General characteristics
- Class & type: Passaic-class ironclad monitor
- Displacement: 1,335 long tons (1,356 t)
- Length: 200 ft (61 m) overall
- Beam: 46 ft (14 m)
- Draft: 11 ft 6 in (3.51 m)
- Installed power: 320 ihp (240 kW)
- Propulsion: 1 × Ericsson vibrating lever engine; 2 × Martin boilers; 1 × shaft;
- Speed: 7 kn (8.1 mph; 13 km/h)
- Complement: 76
- Armament: 2 × 15 in (380 mm) Dahlgren guns
- Armor: Side: 3–5 in (7.6–12.7 cm); Turret: 11 in (28 cm); Pilothouse: 8 in (20 cm); Deck: 1 in (2.5 cm);
- Notes: Armor is iron.

= USS Camanche (1864) =

200 foot ironclad warship, sold 1899

USS Camanche was a monitor that was prefabricated at Jersey City, New Jersey by Donahue, Ryan and Secor for the sum of $613,164.98 ($ in present day terms). She was disassembled and shipped around Cape Horn in the sailing ship Aquila to San Francisco, California. Aquila arrived in San Francisco on 10 November 1863 but sank at her wharf in 30 feet of water on 14 November 1863 as a result of storm damage and a collision with another ship. The monitor's parts were salvaged and she was launched on 14 November 1864. Camanche was commissioned in May 1865, Lieutenant Commander Charles J. McDougal in command.

Commissioned just after the end of the Civil War, for more than a year—until the arrival of the larger monitor —Camanche was the only U.S. ironclad on the Pacific coast, and she was one of but two stationed there for nearly 25 years.

Work request A
In the passage on USS Camanche, which ship carried the disassembled monitor around Cape Horn to San Francisco?
Work request B
According to the passage on USS Camanche, why did the Aquila sink at her wharf in San Francisco?

Available data
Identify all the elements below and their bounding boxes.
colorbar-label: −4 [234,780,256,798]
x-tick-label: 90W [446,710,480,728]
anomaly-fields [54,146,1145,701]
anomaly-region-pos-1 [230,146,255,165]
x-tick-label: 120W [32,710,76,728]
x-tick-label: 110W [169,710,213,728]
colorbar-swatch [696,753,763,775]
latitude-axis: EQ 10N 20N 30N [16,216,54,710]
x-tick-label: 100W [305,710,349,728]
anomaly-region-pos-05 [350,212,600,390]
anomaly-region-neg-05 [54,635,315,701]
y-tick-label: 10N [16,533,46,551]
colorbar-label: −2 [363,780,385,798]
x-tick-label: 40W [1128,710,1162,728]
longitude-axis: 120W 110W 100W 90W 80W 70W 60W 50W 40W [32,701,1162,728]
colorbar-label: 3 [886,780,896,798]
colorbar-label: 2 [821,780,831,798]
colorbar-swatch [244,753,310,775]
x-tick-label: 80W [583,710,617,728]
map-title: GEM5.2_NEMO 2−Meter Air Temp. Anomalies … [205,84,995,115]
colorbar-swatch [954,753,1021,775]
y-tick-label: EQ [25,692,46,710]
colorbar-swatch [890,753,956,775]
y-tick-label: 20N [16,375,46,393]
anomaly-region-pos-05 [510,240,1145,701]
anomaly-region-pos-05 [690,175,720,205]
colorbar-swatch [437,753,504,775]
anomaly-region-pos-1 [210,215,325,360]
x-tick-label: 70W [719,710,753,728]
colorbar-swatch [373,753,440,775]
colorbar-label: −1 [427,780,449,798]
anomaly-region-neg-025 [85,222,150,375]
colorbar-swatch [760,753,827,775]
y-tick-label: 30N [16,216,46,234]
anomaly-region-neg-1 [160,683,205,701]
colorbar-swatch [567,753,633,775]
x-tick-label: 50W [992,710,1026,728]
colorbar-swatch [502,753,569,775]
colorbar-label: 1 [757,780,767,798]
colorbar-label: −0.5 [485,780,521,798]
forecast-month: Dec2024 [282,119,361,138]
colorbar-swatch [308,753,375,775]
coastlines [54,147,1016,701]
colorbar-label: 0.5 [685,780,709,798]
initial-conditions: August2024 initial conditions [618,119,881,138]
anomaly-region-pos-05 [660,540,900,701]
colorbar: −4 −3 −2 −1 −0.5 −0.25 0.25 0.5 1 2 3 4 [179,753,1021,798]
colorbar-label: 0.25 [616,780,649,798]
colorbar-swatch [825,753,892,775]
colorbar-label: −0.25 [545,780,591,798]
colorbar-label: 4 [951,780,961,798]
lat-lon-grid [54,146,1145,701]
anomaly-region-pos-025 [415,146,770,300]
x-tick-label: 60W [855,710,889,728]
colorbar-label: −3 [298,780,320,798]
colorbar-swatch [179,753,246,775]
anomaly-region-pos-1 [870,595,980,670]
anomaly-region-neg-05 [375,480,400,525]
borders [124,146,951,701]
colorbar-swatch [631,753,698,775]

Reply A
The sailing ship Aquila carried her.

Reply B
The Aquila sank because of storm damage and a collision with another ship. She went down in 30 feet of water on 14 November 1863, four days after arriving on 10 November.